## The request
Give every entry again, unchanged, and leave its images out.

## Material provided
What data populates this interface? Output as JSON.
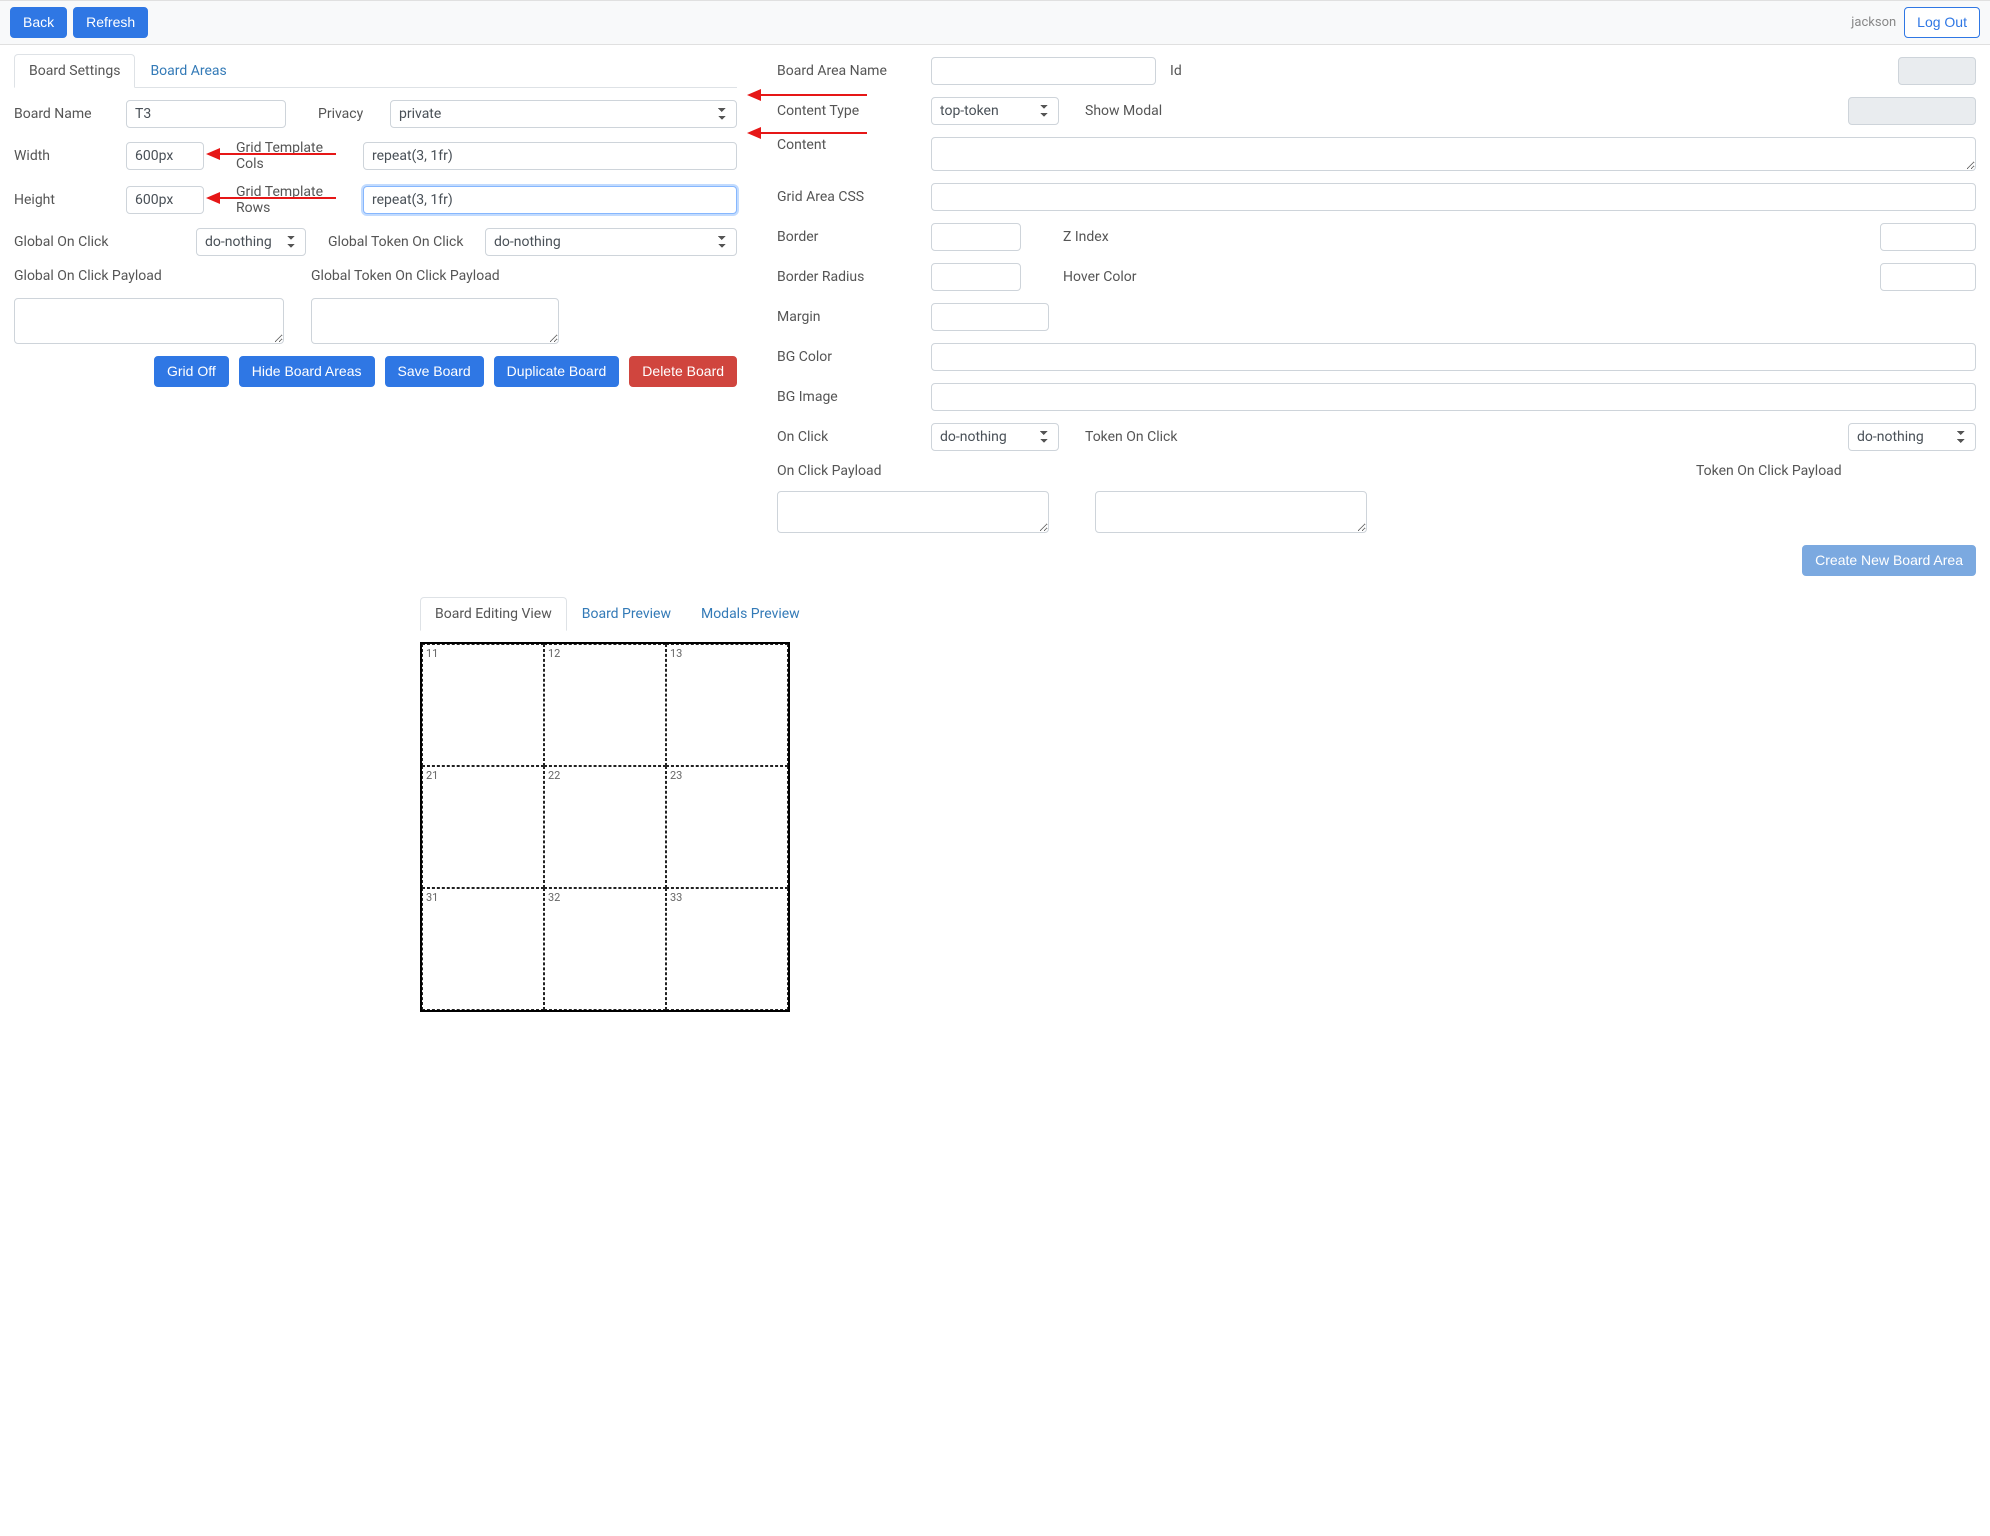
{
  "header": {
    "back": "Back",
    "refresh": "Refresh",
    "username": "jackson",
    "logout": "Log Out"
  },
  "leftTabs": {
    "settings": "Board Settings",
    "areas": "Board Areas"
  },
  "board": {
    "name_label": "Board Name",
    "name_value": "T3",
    "privacy_label": "Privacy",
    "privacy_value": "private",
    "width_label": "Width",
    "width_value": "600px",
    "height_label": "Height",
    "height_value": "600px",
    "cols_label": "Grid Template Cols",
    "cols_value": "repeat(3, 1fr)",
    "rows_label": "Grid Template Rows",
    "rows_value": "repeat(3, 1fr)",
    "gclick_label": "Global On Click",
    "gclick_value": "do-nothing",
    "gtoken_label": "Global Token On Click",
    "gtoken_value": "do-nothing",
    "gclick_payload_label": "Global On Click Payload",
    "gtoken_payload_label": "Global Token On Click Payload"
  },
  "boardActions": {
    "grid_off": "Grid Off",
    "hide_areas": "Hide Board Areas",
    "save": "Save Board",
    "duplicate": "Duplicate Board",
    "delete": "Delete Board"
  },
  "area": {
    "name_label": "Board Area Name",
    "id_label": "Id",
    "content_type_label": "Content Type",
    "content_type_value": "top-token",
    "show_modal_label": "Show Modal",
    "content_label": "Content",
    "grid_css_label": "Grid Area CSS",
    "border_label": "Border",
    "zindex_label": "Z Index",
    "radius_label": "Border Radius",
    "hover_label": "Hover Color",
    "margin_label": "Margin",
    "bgcolor_label": "BG Color",
    "bgimage_label": "BG Image",
    "onclick_label": "On Click",
    "onclick_value": "do-nothing",
    "tokenclick_label": "Token On Click",
    "tokenclick_value": "do-nothing",
    "onclick_payload_label": "On Click Payload",
    "tokenclick_payload_label": "Token On Click Payload",
    "create": "Create New Board Area"
  },
  "bottomTabs": {
    "editing": "Board Editing View",
    "preview": "Board Preview",
    "modals": "Modals Preview"
  },
  "gridCells": [
    "11",
    "12",
    "13",
    "21",
    "22",
    "23",
    "31",
    "32",
    "33"
  ]
}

## Written solution
What data populates this interface? Output as JSON.
{
  "header": {
    "back": "Back",
    "refresh": "Refresh",
    "username": "jackson",
    "logout": "Log Out"
  },
  "leftTabs": {
    "settings": "Board Settings",
    "areas": "Board Areas"
  },
  "board": {
    "name_label": "Board Name",
    "name_value": "T3",
    "privacy_label": "Privacy",
    "privacy_value": "private",
    "width_label": "Width",
    "width_value": "600px",
    "height_label": "Height",
    "height_value": "600px",
    "cols_label": "Grid Template Cols",
    "cols_value": "repeat(3, 1fr)",
    "rows_label": "Grid Template Rows",
    "rows_value": "repeat(3, 1fr)",
    "gclick_label": "Global On Click",
    "gclick_value": "do-nothing",
    "gtoken_label": "Global Token On Click",
    "gtoken_value": "do-nothing",
    "gclick_payload_label": "Global On Click Payload",
    "gtoken_payload_label": "Global Token On Click Payload"
  },
  "boardActions": {
    "grid_off": "Grid Off",
    "hide_areas": "Hide Board Areas",
    "save": "Save Board",
    "duplicate": "Duplicate Board",
    "delete": "Delete Board"
  },
  "area": {
    "name_label": "Board Area Name",
    "id_label": "Id",
    "content_type_label": "Content Type",
    "content_type_value": "top-token",
    "show_modal_label": "Show Modal",
    "content_label": "Content",
    "grid_css_label": "Grid Area CSS",
    "border_label": "Border",
    "zindex_label": "Z Index",
    "radius_label": "Border Radius",
    "hover_label": "Hover Color",
    "margin_label": "Margin",
    "bgcolor_label": "BG Color",
    "bgimage_label": "BG Image",
    "onclick_label": "On Click",
    "onclick_value": "do-nothing",
    "tokenclick_label": "Token On Click",
    "tokenclick_value": "do-nothing",
    "onclick_payload_label": "On Click Payload",
    "tokenclick_payload_label": "Token On Click Payload",
    "create": "Create New Board Area"
  },
  "bottomTabs": {
    "editing": "Board Editing View",
    "preview": "Board Preview",
    "modals": "Modals Preview"
  },
  "gridCells": [
    "11",
    "12",
    "13",
    "21",
    "22",
    "23",
    "31",
    "32",
    "33"
  ]
}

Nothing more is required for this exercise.